Task requirements » Copy each line below that contains "component".

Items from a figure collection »
********************
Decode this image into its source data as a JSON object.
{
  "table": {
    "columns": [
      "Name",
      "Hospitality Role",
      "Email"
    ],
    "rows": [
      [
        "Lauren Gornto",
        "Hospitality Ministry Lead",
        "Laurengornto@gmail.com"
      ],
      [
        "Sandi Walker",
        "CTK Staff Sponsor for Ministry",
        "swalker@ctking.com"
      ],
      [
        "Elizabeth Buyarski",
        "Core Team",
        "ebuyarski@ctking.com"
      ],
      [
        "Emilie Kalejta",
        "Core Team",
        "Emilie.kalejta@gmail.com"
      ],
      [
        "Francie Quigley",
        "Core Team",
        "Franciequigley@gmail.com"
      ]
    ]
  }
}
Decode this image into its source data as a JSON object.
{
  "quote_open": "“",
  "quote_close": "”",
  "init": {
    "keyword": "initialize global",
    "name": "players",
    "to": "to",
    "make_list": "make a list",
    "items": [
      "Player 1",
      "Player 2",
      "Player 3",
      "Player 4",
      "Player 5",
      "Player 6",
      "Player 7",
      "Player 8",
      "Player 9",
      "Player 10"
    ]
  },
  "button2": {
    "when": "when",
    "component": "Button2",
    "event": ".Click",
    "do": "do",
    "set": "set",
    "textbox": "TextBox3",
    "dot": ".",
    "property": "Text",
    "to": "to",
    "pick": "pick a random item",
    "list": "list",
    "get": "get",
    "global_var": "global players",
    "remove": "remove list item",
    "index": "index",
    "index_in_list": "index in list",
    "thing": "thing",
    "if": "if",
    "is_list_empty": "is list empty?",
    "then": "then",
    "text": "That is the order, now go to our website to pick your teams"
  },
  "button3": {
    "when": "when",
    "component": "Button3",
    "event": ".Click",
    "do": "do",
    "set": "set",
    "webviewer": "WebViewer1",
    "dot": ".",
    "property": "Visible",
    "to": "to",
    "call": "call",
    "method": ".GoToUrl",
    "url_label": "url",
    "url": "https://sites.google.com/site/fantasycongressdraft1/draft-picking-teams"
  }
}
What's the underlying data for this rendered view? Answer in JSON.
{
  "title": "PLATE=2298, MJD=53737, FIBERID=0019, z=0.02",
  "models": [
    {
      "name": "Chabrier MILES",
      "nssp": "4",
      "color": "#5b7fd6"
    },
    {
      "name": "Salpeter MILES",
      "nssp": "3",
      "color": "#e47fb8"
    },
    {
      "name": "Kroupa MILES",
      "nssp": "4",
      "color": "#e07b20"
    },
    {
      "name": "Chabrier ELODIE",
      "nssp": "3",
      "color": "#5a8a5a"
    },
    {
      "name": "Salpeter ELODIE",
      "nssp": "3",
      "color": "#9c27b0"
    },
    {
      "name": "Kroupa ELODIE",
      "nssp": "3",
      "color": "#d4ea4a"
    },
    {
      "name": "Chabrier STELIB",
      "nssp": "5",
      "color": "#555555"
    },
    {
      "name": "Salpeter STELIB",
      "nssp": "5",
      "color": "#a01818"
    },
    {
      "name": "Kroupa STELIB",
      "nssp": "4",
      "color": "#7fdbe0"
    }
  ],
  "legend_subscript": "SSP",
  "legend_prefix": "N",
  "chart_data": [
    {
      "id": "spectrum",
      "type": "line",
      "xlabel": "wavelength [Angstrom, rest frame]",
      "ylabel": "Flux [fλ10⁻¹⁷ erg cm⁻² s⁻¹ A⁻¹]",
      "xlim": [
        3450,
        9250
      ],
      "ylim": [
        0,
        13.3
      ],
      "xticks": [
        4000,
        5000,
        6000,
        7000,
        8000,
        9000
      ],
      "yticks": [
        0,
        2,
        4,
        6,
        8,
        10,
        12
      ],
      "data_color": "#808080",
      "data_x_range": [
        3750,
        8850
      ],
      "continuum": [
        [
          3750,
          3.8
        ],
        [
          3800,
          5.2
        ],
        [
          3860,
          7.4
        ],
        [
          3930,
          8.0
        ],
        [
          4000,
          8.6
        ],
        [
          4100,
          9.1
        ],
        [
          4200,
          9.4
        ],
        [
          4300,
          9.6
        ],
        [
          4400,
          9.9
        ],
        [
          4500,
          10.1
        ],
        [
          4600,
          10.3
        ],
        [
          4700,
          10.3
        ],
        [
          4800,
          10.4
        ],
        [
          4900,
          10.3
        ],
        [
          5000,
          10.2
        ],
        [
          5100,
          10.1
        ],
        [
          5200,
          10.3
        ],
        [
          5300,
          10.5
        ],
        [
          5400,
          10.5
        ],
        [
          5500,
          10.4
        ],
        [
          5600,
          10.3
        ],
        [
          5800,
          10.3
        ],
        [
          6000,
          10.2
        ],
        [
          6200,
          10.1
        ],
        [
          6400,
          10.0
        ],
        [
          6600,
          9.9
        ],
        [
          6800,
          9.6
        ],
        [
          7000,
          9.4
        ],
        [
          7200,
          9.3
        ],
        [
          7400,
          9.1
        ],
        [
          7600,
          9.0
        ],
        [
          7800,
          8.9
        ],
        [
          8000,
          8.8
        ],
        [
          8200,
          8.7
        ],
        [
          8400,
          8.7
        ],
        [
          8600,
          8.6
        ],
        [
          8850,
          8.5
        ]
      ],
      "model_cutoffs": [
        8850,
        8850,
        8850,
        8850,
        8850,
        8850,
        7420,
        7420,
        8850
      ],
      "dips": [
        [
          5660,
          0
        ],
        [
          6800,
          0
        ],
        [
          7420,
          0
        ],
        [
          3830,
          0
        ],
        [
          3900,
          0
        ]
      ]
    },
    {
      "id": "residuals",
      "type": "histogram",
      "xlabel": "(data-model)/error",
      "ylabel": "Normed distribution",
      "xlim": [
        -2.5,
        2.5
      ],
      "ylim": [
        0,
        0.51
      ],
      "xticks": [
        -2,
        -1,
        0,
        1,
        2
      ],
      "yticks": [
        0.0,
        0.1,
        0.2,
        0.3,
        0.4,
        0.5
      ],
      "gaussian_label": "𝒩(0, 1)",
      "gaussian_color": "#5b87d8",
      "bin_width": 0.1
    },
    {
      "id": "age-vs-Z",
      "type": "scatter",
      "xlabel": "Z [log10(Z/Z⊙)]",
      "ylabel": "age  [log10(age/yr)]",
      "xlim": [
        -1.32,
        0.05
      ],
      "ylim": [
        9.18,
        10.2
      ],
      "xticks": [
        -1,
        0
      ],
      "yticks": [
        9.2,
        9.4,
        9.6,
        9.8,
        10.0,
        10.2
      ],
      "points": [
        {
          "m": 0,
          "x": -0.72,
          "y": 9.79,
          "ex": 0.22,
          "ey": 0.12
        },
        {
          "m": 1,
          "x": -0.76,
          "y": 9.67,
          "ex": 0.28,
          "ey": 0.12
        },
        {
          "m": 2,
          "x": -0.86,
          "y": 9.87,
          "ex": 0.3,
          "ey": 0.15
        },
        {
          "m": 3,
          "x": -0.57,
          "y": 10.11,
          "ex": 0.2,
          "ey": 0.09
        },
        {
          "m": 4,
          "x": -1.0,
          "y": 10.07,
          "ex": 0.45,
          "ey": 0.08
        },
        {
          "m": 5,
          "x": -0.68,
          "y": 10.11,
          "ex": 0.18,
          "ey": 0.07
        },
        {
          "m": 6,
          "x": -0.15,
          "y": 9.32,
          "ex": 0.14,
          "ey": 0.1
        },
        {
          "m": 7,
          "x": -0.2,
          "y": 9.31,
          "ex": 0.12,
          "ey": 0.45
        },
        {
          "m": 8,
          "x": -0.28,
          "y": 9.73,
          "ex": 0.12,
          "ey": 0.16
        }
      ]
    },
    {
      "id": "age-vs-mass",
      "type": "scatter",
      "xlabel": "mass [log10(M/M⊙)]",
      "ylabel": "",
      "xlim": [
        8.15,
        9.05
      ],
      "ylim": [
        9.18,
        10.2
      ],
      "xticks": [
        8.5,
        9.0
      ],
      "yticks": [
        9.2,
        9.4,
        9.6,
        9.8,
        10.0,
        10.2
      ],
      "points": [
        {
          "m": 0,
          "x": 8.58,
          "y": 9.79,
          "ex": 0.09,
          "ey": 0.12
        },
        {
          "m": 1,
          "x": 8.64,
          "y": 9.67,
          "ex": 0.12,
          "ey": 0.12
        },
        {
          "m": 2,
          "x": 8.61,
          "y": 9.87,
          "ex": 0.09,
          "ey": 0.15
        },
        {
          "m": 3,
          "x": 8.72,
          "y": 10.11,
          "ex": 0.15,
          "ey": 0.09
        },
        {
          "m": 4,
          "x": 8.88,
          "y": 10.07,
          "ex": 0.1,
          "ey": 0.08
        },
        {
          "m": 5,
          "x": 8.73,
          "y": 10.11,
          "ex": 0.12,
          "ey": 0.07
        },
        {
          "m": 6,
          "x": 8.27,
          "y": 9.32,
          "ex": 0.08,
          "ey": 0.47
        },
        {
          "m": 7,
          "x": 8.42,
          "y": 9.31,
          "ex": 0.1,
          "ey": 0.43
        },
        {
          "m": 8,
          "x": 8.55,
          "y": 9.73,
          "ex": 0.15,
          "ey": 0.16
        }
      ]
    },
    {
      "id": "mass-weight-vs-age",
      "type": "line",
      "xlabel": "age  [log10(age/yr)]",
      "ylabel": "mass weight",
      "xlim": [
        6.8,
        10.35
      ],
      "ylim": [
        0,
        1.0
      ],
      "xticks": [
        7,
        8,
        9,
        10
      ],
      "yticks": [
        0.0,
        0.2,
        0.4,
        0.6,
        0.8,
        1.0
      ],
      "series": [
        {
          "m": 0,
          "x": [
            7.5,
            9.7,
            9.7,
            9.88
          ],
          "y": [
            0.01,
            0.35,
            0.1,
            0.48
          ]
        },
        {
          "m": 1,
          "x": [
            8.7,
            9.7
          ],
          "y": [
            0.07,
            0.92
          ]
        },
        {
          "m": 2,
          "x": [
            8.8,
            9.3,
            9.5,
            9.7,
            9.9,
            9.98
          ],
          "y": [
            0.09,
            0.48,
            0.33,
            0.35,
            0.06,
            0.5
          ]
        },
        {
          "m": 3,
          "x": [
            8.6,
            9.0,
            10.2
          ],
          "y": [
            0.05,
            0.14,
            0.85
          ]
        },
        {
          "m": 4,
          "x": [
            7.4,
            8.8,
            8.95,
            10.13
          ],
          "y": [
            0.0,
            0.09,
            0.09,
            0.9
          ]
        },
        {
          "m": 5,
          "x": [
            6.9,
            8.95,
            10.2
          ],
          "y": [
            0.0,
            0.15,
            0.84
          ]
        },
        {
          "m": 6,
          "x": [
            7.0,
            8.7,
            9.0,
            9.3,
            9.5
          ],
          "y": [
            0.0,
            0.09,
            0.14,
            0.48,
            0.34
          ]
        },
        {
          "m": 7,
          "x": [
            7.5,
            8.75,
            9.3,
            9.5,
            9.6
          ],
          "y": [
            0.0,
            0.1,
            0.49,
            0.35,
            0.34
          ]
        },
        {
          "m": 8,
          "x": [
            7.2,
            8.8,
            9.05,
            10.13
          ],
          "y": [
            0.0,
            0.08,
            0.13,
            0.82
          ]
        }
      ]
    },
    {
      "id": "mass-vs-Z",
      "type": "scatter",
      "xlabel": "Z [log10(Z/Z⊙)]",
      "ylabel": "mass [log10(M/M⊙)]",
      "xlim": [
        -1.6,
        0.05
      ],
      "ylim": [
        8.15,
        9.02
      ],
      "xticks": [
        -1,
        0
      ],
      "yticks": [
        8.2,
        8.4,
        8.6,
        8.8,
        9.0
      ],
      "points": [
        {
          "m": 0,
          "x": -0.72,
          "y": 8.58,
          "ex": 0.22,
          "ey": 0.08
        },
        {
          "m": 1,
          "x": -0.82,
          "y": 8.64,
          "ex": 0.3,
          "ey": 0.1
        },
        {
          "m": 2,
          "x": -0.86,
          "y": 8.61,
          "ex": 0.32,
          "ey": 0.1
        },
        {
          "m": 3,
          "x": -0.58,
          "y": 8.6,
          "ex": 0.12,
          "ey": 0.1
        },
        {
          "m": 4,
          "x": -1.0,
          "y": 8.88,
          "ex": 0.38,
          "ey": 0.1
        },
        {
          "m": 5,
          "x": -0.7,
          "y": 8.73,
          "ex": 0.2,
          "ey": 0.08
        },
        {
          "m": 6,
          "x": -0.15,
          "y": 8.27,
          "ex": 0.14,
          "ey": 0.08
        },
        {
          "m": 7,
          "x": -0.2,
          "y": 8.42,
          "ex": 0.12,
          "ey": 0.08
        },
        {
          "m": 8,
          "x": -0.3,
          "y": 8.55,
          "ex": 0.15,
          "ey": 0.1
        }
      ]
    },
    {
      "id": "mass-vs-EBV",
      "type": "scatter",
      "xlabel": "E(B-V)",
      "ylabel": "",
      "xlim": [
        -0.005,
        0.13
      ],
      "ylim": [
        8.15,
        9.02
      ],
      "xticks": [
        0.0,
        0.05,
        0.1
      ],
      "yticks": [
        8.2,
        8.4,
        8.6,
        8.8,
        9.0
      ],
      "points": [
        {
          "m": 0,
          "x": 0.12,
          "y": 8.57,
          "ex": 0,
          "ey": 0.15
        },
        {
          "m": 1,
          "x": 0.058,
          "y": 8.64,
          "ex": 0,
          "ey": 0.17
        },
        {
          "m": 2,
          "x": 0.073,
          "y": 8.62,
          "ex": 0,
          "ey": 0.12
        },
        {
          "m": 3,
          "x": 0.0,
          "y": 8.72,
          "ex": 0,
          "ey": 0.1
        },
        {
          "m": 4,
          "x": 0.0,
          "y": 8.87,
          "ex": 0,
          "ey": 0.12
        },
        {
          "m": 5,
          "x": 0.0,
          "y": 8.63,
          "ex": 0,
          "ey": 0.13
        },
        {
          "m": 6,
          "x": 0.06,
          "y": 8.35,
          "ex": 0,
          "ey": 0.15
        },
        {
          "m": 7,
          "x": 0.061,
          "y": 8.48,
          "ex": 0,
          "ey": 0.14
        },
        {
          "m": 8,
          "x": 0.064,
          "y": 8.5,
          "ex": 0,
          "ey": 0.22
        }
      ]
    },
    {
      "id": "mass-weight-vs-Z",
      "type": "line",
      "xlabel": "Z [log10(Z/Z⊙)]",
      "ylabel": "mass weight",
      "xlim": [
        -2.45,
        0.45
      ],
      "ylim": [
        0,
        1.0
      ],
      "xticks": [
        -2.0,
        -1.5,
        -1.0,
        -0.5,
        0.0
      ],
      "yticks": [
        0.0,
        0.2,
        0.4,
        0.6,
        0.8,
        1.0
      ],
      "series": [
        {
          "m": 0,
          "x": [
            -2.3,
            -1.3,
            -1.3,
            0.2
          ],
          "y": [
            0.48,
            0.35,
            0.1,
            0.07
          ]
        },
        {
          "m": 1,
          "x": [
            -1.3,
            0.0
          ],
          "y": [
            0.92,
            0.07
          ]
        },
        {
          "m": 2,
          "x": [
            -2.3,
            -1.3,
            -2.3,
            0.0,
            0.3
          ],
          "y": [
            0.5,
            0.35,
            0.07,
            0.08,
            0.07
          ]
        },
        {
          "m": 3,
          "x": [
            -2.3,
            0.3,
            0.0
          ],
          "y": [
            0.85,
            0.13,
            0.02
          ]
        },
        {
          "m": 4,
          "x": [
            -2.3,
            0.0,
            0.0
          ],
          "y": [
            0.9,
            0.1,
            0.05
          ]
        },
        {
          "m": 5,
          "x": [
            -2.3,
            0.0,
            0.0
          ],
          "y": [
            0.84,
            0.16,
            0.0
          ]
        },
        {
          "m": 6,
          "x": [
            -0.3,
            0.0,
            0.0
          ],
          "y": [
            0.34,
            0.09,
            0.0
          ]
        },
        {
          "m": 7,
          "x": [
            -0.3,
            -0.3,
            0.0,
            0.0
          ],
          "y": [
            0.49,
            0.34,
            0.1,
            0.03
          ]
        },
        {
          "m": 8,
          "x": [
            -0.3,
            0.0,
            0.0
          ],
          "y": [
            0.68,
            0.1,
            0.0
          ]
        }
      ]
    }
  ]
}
********************
Finished answer »
    "component": "Button2",
    "component": "Button3",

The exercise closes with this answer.